- EXERCISE DIRECTIONS: Tally the lines of the data that include the word "Bronze" and state the total, nothing else.

- ENTRIES:
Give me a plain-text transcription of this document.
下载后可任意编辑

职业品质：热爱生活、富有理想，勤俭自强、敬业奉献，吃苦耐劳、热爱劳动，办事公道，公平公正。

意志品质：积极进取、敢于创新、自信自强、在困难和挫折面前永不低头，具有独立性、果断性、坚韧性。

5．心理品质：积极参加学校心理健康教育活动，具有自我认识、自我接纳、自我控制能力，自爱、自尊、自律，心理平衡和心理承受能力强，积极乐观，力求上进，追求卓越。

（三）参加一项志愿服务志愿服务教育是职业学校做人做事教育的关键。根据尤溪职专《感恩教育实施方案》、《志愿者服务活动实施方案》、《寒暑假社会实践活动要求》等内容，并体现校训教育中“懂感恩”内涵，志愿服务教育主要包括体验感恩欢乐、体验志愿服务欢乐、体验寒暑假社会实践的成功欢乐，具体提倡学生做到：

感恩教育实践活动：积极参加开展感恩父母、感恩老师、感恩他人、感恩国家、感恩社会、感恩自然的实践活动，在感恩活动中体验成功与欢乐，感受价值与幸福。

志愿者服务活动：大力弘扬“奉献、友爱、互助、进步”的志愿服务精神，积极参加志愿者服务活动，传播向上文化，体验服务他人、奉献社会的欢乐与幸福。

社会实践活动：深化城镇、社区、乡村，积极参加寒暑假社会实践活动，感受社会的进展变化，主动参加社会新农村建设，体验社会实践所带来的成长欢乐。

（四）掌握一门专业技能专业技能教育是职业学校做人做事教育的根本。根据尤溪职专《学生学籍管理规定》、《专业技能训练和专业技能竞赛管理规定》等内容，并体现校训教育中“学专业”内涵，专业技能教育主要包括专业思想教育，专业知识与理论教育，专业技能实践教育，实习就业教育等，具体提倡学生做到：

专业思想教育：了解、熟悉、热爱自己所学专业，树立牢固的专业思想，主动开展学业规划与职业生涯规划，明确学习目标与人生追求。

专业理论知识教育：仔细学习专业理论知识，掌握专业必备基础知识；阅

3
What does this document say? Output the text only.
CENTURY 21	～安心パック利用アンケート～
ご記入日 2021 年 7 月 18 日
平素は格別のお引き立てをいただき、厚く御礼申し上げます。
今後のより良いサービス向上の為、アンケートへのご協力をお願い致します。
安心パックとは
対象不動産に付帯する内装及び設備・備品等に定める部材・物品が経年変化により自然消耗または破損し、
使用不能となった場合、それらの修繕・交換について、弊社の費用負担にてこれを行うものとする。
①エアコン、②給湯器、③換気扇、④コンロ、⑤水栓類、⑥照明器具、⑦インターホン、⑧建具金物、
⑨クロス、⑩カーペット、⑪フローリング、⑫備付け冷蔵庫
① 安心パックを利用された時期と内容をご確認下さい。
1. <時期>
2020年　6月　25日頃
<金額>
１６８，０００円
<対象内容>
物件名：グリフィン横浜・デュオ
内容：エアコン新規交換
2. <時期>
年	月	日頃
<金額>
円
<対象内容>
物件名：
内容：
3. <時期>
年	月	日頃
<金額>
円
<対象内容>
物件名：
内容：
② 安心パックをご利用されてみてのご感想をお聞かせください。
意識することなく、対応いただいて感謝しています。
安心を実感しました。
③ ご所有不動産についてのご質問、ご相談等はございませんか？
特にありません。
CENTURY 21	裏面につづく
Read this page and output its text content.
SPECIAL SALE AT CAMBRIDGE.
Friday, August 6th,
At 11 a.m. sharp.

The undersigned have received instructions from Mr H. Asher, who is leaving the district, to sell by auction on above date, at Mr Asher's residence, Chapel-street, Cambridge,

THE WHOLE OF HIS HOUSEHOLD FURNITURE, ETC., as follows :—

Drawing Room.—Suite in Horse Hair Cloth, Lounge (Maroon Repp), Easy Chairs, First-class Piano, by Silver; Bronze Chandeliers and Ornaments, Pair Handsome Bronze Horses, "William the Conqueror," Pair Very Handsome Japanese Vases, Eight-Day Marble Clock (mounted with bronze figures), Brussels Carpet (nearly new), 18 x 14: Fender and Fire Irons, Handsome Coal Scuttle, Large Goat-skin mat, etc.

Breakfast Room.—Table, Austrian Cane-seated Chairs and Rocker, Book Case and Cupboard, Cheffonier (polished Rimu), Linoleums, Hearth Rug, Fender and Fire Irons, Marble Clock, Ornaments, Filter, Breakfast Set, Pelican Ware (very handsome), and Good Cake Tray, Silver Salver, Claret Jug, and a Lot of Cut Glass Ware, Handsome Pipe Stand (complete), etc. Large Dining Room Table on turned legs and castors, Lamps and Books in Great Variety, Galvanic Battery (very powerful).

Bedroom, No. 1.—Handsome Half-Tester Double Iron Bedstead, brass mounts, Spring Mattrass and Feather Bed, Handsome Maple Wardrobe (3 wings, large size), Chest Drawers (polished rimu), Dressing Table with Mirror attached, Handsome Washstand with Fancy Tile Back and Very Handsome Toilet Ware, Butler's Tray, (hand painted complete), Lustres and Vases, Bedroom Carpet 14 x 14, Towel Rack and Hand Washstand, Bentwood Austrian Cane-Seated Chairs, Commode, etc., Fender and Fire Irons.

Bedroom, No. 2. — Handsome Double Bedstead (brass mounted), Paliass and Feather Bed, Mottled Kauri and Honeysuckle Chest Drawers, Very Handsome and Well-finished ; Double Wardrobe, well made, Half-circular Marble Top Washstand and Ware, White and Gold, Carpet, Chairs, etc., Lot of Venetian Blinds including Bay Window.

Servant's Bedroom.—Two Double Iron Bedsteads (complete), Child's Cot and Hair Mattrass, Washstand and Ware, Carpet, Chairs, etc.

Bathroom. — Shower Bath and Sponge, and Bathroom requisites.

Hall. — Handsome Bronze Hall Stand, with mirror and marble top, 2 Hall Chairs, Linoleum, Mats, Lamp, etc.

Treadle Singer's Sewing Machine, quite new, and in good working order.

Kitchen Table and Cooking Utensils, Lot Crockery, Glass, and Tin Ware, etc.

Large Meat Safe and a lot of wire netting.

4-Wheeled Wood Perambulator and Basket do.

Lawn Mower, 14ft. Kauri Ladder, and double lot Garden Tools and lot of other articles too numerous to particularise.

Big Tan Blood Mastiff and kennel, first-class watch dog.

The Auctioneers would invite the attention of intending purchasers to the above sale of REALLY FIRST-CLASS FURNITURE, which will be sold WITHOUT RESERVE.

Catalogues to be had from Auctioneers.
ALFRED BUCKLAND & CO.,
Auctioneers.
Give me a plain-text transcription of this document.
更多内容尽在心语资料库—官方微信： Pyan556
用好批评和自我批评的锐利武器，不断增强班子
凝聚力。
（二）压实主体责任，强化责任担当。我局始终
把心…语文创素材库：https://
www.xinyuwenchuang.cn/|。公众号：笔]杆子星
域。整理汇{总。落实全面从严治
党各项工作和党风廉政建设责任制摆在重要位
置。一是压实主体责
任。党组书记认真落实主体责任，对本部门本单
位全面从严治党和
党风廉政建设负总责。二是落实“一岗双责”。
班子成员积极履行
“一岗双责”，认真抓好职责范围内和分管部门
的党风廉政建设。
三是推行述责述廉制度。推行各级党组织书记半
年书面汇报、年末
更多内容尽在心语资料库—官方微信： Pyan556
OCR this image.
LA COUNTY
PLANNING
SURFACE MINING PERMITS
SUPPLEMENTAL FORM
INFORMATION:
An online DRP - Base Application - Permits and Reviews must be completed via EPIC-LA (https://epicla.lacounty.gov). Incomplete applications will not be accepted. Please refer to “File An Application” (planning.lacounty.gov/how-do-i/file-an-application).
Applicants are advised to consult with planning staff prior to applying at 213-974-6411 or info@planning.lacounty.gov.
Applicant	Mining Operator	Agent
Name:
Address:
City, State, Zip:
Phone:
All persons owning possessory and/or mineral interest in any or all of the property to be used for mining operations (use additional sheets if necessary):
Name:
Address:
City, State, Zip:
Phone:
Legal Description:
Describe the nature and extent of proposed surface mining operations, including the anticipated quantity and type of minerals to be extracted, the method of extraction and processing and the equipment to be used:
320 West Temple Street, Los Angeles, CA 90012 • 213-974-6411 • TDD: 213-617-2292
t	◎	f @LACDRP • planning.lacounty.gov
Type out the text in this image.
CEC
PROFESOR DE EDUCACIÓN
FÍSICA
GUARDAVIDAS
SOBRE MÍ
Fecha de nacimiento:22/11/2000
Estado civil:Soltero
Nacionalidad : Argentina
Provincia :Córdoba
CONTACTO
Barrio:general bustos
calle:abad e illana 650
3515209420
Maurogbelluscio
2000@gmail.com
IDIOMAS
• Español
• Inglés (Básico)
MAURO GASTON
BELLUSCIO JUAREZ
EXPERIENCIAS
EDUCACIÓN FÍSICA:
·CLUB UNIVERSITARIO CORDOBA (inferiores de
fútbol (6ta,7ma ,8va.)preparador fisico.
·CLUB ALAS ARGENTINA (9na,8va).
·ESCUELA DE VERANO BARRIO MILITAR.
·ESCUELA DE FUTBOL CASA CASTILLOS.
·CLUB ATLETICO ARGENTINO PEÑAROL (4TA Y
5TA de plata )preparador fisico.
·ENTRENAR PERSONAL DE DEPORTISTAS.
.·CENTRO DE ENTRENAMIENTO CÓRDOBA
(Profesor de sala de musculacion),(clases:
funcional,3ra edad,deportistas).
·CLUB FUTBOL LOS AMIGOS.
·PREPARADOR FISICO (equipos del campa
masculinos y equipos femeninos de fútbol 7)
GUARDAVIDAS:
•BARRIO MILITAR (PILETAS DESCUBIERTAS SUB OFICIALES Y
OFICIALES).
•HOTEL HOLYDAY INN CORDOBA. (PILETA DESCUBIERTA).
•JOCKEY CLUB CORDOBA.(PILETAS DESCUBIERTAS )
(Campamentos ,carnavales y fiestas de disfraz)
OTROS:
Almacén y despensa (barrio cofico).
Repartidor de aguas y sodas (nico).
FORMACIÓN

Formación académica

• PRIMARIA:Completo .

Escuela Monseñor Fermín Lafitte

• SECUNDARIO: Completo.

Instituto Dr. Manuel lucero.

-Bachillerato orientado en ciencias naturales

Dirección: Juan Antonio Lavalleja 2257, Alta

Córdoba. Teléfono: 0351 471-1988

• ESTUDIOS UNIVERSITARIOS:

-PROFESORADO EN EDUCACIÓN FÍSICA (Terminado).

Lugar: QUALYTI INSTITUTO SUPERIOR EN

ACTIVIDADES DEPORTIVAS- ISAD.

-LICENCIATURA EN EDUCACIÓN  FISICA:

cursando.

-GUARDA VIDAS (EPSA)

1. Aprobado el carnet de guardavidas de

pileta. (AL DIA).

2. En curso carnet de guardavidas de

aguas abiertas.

- EXERCISE ANSWER: 2